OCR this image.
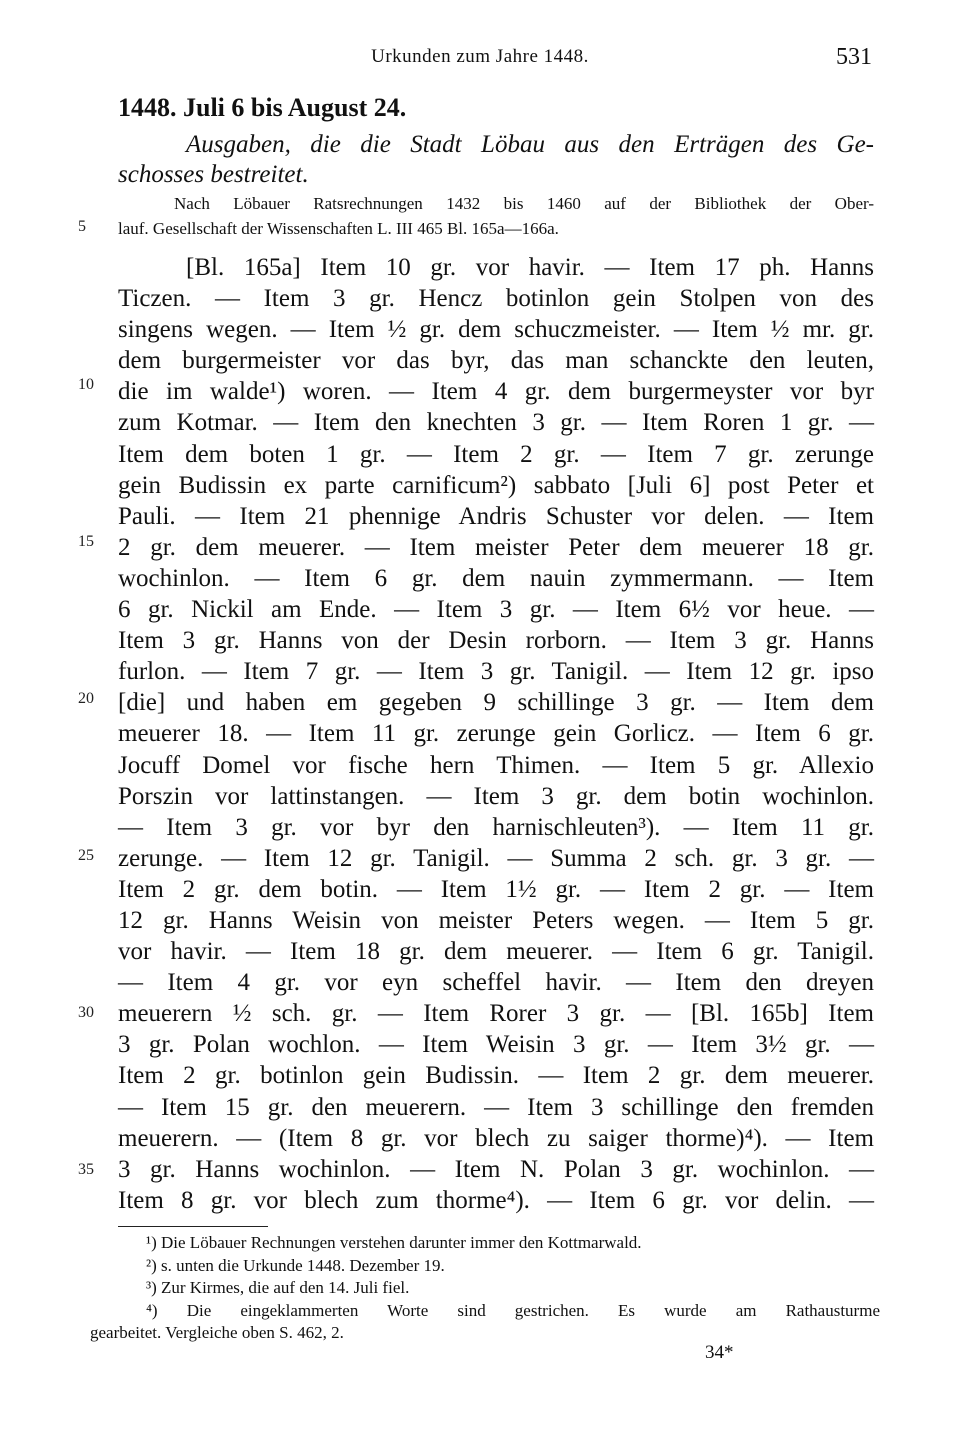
Urkunden zum Jahre 1448.	531
1448. Juli 6 bis August 24.
Ausgaben, die die Stadt Löbau aus den Erträgen des Ge-
schosses bestreitet.
Nach Löbauer Ratsrechnungen 1432 bis 1460 auf der Bibliothek der Ober-
lauf. Gesellschaft der Wissenschaften L. III 465 Bl. 165a—166a.
5
10
15
20
25
30
35
[Bl. 165a] Item 10 gr. vor havir. — Item 17 ph. Hanns
Ticzen. — Item 3 gr. Hencz botinlon gein Stolpen von des
singens wegen. — Item ½ gr. dem schuczmeister. — Item ½ mr. gr.
dem burgermeister vor das byr, das man schanckte den leuten,
die im walde¹) woren. — Item 4 gr. dem burgermeyster vor byr
zum Kotmar. — Item den knechten 3 gr. — Item Roren 1 gr. —
Item dem boten 1 gr. — Item 2 gr. — Item 7 gr. zerunge
gein Budissin ex parte carnificum²) sabbato [Juli 6] post Peter et
Pauli. — Item 21 phennige Andris Schuster vor delen. — Item
2 gr. dem meuerer. — Item meister Peter dem meuerer 18 gr.
wochinlon. — Item 6 gr. dem nauin zymmermann. — Item
6 gr. Nickil am Ende. — Item 3 gr. — Item 6½ vor heue. —
Item 3 gr. Hanns von der Desin rorborn. — Item 3 gr. Hanns
furlon. — Item 7 gr. — Item 3 gr. Tanigil. — Item 12 gr. ipso
[die] und haben em gegeben 9 schillinge 3 gr. — Item dem
meuerer 18. — Item 11 gr. zerunge gein Gorlicz. — Item 6 gr.
Jocuff Domel vor fische hern Thimen. — Item 5 gr. Allexio
Porszin vor lattinstangen. — Item 3 gr. dem botin wochinlon.
— Item 3 gr. vor byr den harnischleuten³). — Item 11 gr.
zerunge. — Item 12 gr. Tanigil. — Summa 2 sch. gr. 3 gr. —
Item 2 gr. dem botin. — Item 1½ gr. — Item 2 gr. — Item
12 gr. Hanns Weisin von meister Peters wegen. — Item 5 gr.
vor havir. — Item 18 gr. dem meuerer. — Item 6 gr. Tanigil.
— Item 4 gr. vor eyn scheffel havir. — Item den dreyen
meuerern ½ sch. gr. — Item Rorer 3 gr. — [Bl. 165b] Item
3 gr. Polan wochlon. — Item Weisin 3 gr. — Item 3½ gr. —
Item 2 gr. botinlon gein Budissin. — Item 2 gr. dem meuerer.
— Item 15 gr. den meuerern. — Item 3 schillinge den fremden
meuerern. — (Item 8 gr. vor blech zu saiger thorme)⁴). — Item
3 gr. Hanns wochinlon. — Item N. Polan 3 gr. wochinlon. —
Item 8 gr. vor blech zum thorme⁴). — Item 6 gr. vor delin. —
¹) Die Löbauer Rechnungen verstehen darunter immer den Kottmarwald.
²) s. unten die Urkunde 1448. Dezember 19.
³) Zur Kirmes, die auf den 14. Juli fiel.
⁴) Die eingeklammerten Worte sind gestrichen. Es wurde am Rathausturme
gearbeitet. Vergleiche oben S. 462, 2.
34*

........

*What to work on*: Count the lines of the data that contain the string "Juli", and reply with that number alone.

*Solution for this task*: 3